Raw records
········
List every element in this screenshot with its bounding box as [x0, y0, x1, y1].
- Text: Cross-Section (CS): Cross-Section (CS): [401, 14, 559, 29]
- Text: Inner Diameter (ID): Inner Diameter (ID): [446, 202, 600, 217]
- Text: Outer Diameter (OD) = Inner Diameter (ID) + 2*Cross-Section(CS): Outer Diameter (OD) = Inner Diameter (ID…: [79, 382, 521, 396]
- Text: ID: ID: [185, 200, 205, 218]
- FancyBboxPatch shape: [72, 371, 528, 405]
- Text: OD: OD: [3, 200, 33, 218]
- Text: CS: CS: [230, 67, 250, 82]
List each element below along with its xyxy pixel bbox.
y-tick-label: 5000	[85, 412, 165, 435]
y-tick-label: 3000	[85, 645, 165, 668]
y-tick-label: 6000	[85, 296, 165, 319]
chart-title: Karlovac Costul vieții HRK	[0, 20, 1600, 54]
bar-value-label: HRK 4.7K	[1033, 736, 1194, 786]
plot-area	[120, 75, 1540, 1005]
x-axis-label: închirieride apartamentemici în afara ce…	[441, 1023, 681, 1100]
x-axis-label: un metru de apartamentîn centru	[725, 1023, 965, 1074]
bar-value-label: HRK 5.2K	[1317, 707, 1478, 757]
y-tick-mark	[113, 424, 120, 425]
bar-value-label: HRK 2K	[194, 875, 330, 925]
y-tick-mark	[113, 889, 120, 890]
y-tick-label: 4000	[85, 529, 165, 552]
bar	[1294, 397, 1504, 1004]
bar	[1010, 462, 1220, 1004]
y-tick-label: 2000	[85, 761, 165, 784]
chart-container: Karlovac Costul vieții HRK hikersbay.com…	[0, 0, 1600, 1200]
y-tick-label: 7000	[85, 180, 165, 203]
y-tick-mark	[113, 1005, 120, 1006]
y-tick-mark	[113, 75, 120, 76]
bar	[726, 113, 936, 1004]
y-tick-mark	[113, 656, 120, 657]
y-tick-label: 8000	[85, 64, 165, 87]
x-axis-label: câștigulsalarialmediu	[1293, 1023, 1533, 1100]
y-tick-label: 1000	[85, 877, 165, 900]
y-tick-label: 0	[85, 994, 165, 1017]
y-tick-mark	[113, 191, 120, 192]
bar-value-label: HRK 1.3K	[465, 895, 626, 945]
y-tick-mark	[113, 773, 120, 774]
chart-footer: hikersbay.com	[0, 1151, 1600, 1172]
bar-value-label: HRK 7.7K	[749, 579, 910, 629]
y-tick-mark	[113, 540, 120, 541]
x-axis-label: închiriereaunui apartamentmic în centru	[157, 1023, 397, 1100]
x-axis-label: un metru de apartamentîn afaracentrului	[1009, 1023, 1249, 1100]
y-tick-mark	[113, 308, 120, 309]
········
◆ **Exercise**
Present the raw records above as a Markdown table with the columns Row and Line. Number each non-blank line in order, and leave out any blank lines.

◆ **Response to the task**
| Row | Line |
|---|---|
| 1 | List every element in this screenshot with its bounding box as [x0, y0, x1, y1]. |
| 2 | - Text: Cross-Section (CS): Cross-Section (CS): [401, 14, 559, 29] |
| 3 | - Text: Inner Diameter (ID): Inner Diameter (ID): [446, 202, 600, 217] |
| 4 | - Text: Outer Diameter (OD) = Inner Diameter (ID) + 2*Cross-Section(CS): Outer Diameter (OD) = Inner Diameter (ID…: [79, 382, 521, 396] |
| 5 | - Text: ID: ID: [185, 200, 205, 218] |
| 6 | - FancyBboxPatch shape: [72, 371, 528, 405] |
| 7 | - Text: OD: OD: [3, 200, 33, 218] |
| 8 | - Text: CS: CS: [230, 67, 250, 82] |
| 9 | List each element below along with its xyxy pixel bbox. |
| 10 | y-tick-label: 5000	[85, 412, 165, 435] |
| 11 | y-tick-label: 3000	[85, 645, 165, 668] |
| 12 | y-tick-label: 6000	[85, 296, 165, 319] |
| 13 | chart-title: Karlovac Costul vieții HRK	[0, 20, 1600, 54] |
| 14 | bar-value-label: HRK 4.7K	[1033, 736, 1194, 786] |
| 15 | plot-area	[120, 75, 1540, 1005] |
| 16 | x-axis-label: închirieride apartamentemici în afara ce…	[441, 1023, 681, 1100] |
| 17 | x-axis-label: un metru de apartamentîn centru	[725, 1023, 965, 1074] |
| 18 | bar-value-label: HRK 5.2K	[1317, 707, 1478, 757] |
| 19 | y-tick-mark	[113, 424, 120, 425] |
| 20 | bar-value-label: HRK 2K	[194, 875, 330, 925] |
| 21 | y-tick-mark	[113, 889, 120, 890] |
| 22 | y-tick-label: 4000	[85, 529, 165, 552] |
| 23 | bar	[1294, 397, 1504, 1004] |
| 24 | bar	[1010, 462, 1220, 1004] |
| 25 | y-tick-label: 2000	[85, 761, 165, 784] |
| 26 | chart-container: Karlovac Costul vieții HRK hikersbay.com…	[0, 0, 1600, 1200] |
| 27 | y-tick-label: 7000	[85, 180, 165, 203] |
| 28 | y-tick-mark	[113, 1005, 120, 1006] |
| 29 | y-tick-mark	[113, 75, 120, 76] |
| 30 | bar	[726, 113, 936, 1004] |
| 31 | y-tick-mark	[113, 656, 120, 657] |
| 32 | y-tick-label: 8000	[85, 64, 165, 87] |
| 33 | x-axis-label: câștigulsalarialmediu	[1293, 1023, 1533, 1100] |
| 34 | y-tick-label: 1000	[85, 877, 165, 900] |
| 35 | y-tick-label: 0	[85, 994, 165, 1017] |
| 36 | y-tick-mark	[113, 191, 120, 192] |
| 37 | bar-value-label: HRK 1.3K	[465, 895, 626, 945] |
| 38 | y-tick-mark	[113, 773, 120, 774] |
| 39 | chart-footer: hikersbay.com	[0, 1151, 1600, 1172] |
| 40 | bar-value-label: HRK 7.7K	[749, 579, 910, 629] |
| 41 | y-tick-mark	[113, 540, 120, 541] |
| 42 | x-axis-label: închiriereaunui apartamentmic în centru	[157, 1023, 397, 1100] |
| 43 | x-axis-label: un metru de apartamentîn afaracentrului	[1009, 1023, 1249, 1100] |
| 44 | y-tick-mark	[113, 308, 120, 309] |